Written problem
Write out the complete material exactly as it stands.

**** Data entries ****

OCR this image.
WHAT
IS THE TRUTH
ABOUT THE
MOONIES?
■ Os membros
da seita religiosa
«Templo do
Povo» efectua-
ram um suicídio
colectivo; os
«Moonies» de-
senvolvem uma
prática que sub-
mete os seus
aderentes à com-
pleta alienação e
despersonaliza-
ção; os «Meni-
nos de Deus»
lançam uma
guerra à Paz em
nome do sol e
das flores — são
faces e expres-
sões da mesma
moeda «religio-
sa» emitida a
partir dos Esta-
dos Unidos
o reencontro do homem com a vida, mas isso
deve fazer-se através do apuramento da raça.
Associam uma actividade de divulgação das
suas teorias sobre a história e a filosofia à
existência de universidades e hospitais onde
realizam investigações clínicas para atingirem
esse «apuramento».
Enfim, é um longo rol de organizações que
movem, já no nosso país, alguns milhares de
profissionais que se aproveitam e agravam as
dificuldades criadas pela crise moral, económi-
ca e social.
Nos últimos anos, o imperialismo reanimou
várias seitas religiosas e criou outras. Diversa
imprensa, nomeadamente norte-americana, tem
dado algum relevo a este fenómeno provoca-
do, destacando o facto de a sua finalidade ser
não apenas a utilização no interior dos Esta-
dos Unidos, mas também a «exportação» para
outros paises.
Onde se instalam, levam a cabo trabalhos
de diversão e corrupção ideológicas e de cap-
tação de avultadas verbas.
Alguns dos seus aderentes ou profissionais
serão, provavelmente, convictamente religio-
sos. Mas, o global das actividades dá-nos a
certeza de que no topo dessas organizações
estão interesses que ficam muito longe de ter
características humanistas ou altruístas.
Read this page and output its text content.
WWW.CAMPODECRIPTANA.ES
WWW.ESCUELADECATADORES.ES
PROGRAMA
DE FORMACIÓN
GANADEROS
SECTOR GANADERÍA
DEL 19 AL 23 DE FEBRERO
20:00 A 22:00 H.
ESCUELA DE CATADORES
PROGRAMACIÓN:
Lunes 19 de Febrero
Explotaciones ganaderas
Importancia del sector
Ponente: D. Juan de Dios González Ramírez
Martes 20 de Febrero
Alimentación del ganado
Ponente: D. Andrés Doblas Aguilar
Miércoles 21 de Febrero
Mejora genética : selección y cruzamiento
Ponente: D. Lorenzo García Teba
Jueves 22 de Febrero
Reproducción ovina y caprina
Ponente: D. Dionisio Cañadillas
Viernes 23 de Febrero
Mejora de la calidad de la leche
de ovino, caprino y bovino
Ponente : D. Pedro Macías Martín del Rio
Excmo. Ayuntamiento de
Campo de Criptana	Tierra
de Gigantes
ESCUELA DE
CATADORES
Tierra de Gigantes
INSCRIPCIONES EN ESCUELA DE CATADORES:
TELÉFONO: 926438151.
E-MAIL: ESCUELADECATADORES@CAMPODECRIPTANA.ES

****

Response to this task
OCR this image.
WHAT
IS THE TRUTH
ABOUT THE
MOONIES?
■ Os membros
da seita religiosa
«Templo do
Povo» efectua-
ram um suicídio
colectivo; os
«Moonies» de-
senvolvem uma
prática que sub-
mete os seus
aderentes à com-
pleta alienação e
despersonaliza-
ção; os «Meni-
nos de Deus»
lançam uma
guerra à Paz em
nome do sol e
das flores — são
faces e expres-
sões da mesma
moeda «religio-
sa» emitida a
partir dos Esta-
dos Unidos
o reencontro do homem com a vida, mas isso
deve fazer-se através do apuramento da raça.
Associam uma actividade de divulgação das
suas teorias sobre a história e a filosofia à
existência de universidades e hospitais onde
realizam investigações clínicas para atingirem
esse «apuramento».
Enfim, é um longo rol de organizações que
movem, já no nosso país, alguns milhares de
profissionais que se aproveitam e agravam as
dificuldades criadas pela crise moral, económi-
ca e social.
Nos últimos anos, o imperialismo reanimou
várias seitas religiosas e criou outras. Diversa
imprensa, nomeadamente norte-americana, tem
dado algum relevo a este fenómeno provoca-
do, destacando o facto de a sua finalidade ser
não apenas a utilização no interior dos Esta-
dos Unidos, mas também a «exportação» para
outros paises.
Onde se instalam, levam a cabo trabalhos
de diversão e corrupção ideológicas e de cap-
tação de avultadas verbas.
Alguns dos seus aderentes ou profissionais
serão, provavelmente, convictamente religio-
sos. Mas, o global das actividades dá-nos a
certeza de que no topo dessas organizações
estão interesses que ficam muito longe de ter
características humanistas ou altruístas.
Read this page and output its text content.
WWW.CAMPODECRIPTANA.ES
WWW.ESCUELADECATADORES.ES
PROGRAMA
DE FORMACIÓN
GANADEROS
SECTOR GANADERÍA
DEL 19 AL 23 DE FEBRERO
20:00 A 22:00 H.
ESCUELA DE CATADORES
PROGRAMACIÓN:
Lunes 19 de Febrero
Explotaciones ganaderas
Importancia del sector
Ponente: D. Juan de Dios González Ramírez
Martes 20 de Febrero
Alimentación del ganado
Ponente: D. Andrés Doblas Aguilar
Miércoles 21 de Febrero
Mejora genética : selección y cruzamiento
Ponente: D. Lorenzo García Teba
Jueves 22 de Febrero
Reproducción ovina y caprina
Ponente: D. Dionisio Cañadillas
Viernes 23 de Febrero
Mejora de la calidad de la leche
de ovino, caprino y bovino
Ponente : D. Pedro Macías Martín del Rio
Excmo. Ayuntamiento de
Campo de Criptana	Tierra
de Gigantes
ESCUELA DE
CATADORES
Tierra de Gigantes
INSCRIPCIONES EN ESCUELA DE CATADORES:
TELÉFONO: 926438151.
E-MAIL: ESCUELADECATADORES@CAMPODECRIPTANA.ES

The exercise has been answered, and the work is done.